Not sure why object inheritance is being singled out. But truly the biggest source of upgrade problems for any software component are dependencies on undefined behaviour in client applications.The people using or inheriting OOP code become wholly unaware of how it works, and so wholly unaware of how their adaptation can screw thing a few levels of inheritance up the treeI think that is mostly when someone uses an object based on how it actually works rather than how it is supposed to work then gets caught out when the object behaviour is "corrected". Default behaviours are a popular sources of disasters in waiting.
For example an API call formally takes a value between 1 and 10 with all other values producing undefined results. Now some broken app comes along and passes 11 to the API. In v1.0 this might work just fine because the implementation of the API call caps values that are too large. Then v2.0 comes along, the defined API does not change, but an optimisation has been implemented to make the function faster. Now passing 11 to it causes a crash. The bug is in the app not the upgraded component. But naturally users are going to blame the component vendor, e.g. Microsoft, for breaking their apps.
Microsoft do go out of their way to minimise these kind of problems. It's in their financial interest to ensure upgrades go as smooth as possible. If a popular apps stop working it's a big problem for them not just the app vendor. There are literally thousands of workarounds built into Windows to enable broken apps to continue to function but they can't catch them all.

Extracted records:

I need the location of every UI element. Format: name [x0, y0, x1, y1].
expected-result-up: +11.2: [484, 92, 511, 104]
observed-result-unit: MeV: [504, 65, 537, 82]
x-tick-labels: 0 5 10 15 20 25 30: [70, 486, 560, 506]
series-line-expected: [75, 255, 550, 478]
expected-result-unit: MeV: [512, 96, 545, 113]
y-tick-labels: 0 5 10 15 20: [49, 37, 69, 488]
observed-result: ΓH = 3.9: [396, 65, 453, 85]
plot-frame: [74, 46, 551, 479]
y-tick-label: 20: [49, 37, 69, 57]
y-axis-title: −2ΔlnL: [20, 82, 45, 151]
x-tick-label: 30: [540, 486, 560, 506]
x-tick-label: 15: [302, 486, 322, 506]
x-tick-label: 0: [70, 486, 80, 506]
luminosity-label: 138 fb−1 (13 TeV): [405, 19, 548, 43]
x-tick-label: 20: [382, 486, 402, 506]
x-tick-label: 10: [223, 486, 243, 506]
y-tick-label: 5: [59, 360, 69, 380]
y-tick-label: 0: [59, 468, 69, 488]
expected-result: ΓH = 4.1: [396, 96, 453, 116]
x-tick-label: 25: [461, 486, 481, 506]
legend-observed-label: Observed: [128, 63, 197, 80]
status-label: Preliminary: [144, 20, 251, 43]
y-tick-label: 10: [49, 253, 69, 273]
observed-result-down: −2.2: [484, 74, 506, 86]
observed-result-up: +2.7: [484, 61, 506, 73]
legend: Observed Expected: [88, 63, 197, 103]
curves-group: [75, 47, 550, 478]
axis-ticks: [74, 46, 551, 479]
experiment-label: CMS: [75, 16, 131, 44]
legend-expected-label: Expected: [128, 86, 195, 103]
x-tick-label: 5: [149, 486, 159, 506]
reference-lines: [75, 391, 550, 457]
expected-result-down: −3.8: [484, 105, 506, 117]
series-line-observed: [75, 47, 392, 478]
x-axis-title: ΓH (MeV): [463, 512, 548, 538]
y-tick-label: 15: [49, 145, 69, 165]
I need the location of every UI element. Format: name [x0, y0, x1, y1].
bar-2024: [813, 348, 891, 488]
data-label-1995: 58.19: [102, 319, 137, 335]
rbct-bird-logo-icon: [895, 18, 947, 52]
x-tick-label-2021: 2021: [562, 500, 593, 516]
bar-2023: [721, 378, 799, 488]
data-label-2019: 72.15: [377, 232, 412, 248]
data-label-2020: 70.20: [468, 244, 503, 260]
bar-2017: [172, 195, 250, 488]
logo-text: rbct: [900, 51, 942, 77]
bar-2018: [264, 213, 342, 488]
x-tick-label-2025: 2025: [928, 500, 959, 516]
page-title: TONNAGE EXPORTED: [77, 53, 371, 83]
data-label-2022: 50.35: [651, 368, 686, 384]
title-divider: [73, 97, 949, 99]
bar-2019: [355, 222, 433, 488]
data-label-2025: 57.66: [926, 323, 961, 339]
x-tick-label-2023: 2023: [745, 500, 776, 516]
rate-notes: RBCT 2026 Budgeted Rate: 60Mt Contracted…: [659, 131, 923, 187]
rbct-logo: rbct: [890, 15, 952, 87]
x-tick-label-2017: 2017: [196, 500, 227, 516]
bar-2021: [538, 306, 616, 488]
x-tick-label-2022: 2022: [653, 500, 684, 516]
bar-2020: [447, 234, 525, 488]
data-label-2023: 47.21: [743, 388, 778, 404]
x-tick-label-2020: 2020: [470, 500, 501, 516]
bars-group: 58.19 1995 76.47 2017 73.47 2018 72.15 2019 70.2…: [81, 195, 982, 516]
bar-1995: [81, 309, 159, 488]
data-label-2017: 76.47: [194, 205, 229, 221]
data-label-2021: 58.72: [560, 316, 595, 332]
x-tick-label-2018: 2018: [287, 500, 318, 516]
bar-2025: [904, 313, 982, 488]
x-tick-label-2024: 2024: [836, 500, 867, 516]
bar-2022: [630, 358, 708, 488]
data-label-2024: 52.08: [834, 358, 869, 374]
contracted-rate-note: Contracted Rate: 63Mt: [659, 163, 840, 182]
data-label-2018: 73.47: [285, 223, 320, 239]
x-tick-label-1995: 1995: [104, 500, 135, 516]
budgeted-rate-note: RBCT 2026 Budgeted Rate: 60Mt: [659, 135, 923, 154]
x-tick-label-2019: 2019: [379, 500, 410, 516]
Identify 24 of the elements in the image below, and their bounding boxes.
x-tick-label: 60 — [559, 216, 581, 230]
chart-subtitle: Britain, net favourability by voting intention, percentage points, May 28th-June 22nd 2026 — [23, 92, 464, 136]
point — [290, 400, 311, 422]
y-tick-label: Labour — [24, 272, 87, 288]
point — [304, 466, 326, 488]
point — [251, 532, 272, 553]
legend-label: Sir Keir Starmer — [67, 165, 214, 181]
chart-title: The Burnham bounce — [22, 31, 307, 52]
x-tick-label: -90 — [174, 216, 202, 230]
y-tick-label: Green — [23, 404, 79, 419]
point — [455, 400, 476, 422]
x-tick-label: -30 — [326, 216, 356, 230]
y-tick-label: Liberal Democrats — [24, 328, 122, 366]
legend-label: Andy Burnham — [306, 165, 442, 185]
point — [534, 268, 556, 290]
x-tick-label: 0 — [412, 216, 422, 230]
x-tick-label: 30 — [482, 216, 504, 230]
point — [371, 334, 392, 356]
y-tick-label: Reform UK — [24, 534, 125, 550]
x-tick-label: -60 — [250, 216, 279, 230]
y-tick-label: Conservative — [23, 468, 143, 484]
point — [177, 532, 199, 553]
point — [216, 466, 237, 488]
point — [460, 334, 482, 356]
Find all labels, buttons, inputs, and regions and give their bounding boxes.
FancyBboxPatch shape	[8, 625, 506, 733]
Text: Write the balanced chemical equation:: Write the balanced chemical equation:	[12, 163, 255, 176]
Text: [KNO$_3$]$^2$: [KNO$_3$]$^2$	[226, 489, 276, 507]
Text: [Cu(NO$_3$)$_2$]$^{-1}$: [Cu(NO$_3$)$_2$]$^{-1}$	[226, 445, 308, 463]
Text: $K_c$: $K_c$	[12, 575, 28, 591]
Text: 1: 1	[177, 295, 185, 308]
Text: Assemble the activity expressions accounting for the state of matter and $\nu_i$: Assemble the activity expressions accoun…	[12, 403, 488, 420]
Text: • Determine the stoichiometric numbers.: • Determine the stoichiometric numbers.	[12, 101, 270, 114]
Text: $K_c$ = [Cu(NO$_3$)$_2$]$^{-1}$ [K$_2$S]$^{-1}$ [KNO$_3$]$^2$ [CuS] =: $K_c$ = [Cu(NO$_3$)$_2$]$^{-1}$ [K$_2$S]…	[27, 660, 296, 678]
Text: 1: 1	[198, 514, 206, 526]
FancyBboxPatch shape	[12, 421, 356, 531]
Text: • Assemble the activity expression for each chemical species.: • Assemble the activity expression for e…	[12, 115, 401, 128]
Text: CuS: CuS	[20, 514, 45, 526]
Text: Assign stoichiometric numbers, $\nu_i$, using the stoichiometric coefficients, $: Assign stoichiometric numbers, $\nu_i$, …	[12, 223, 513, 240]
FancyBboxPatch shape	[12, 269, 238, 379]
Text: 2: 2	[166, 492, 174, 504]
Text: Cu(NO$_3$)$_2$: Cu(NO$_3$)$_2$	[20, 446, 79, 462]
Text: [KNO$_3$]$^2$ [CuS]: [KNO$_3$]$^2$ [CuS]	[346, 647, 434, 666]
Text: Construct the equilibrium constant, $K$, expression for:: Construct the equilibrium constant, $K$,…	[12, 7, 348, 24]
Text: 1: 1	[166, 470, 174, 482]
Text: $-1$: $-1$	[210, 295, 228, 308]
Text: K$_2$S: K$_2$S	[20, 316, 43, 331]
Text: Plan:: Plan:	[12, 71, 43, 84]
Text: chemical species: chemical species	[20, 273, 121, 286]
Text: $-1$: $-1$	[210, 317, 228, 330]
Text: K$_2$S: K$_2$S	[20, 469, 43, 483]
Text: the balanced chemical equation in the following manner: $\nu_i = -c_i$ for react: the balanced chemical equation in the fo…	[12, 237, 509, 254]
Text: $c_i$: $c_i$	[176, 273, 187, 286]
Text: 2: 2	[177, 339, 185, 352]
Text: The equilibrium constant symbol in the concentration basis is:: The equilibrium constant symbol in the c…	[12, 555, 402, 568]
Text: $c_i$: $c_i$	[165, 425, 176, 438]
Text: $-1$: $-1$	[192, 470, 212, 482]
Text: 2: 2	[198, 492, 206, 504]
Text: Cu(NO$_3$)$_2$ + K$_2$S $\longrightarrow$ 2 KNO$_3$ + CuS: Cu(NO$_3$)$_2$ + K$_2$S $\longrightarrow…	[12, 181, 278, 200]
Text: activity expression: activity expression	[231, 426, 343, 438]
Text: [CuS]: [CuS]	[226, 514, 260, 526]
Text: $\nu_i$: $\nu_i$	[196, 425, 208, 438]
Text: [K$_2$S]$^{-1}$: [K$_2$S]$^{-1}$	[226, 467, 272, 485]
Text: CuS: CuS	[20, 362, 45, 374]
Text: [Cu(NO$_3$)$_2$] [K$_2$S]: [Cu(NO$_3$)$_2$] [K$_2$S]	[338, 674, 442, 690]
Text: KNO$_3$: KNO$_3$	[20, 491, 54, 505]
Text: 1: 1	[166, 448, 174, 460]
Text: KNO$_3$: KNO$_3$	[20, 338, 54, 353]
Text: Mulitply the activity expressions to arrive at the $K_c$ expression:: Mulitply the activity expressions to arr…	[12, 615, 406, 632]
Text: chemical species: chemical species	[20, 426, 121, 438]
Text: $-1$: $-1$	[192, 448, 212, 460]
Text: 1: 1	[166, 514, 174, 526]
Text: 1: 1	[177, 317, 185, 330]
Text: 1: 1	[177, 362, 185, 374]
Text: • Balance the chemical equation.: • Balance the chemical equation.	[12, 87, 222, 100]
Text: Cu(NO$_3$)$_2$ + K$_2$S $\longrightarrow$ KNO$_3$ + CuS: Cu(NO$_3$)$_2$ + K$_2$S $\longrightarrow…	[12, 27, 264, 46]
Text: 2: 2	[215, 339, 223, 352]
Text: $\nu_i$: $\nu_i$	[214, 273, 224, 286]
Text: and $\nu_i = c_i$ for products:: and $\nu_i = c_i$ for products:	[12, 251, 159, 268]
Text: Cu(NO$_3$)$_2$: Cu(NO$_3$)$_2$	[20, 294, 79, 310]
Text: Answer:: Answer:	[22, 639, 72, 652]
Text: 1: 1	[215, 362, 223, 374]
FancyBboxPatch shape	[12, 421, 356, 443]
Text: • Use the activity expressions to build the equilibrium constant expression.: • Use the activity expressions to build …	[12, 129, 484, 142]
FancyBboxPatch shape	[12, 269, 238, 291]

THINGS TO DO:
1 – Answer these questions about the comment on software upgrade problems:
(a) In the example, what range of values does the API call formally take?
(b) What happens in v2.0 when 11 is passed to the API call?
(c) What is built into Windows?
2 – Can you duplicate the part of the comment on software upgrade problems from "Not sure why" up to and including "disasters in waiting."?

PROBLEM SOLUTIONS:
1 –
(a) Values between 1 and 10.
(b) It causes a crash.
(c) Literally thousands of workarounds that let broken apps continue to function.

2 –
Not sure why object inheritance is being singled out. But truly the biggest source of upgrade problems for any software component are dependencies on undefined behaviour in client applications.The people using or inheriting OOP code become wholly unaware of how it works, and so wholly unaware of how their adaptation can screw thing a few levels of inheritance up the treeI think that is mostly when someone uses an object based on how it actually works rather than how it is supposed to work then gets caught out when the object behaviour is "corrected". Default behaviours are a popular sources of disasters in waiting.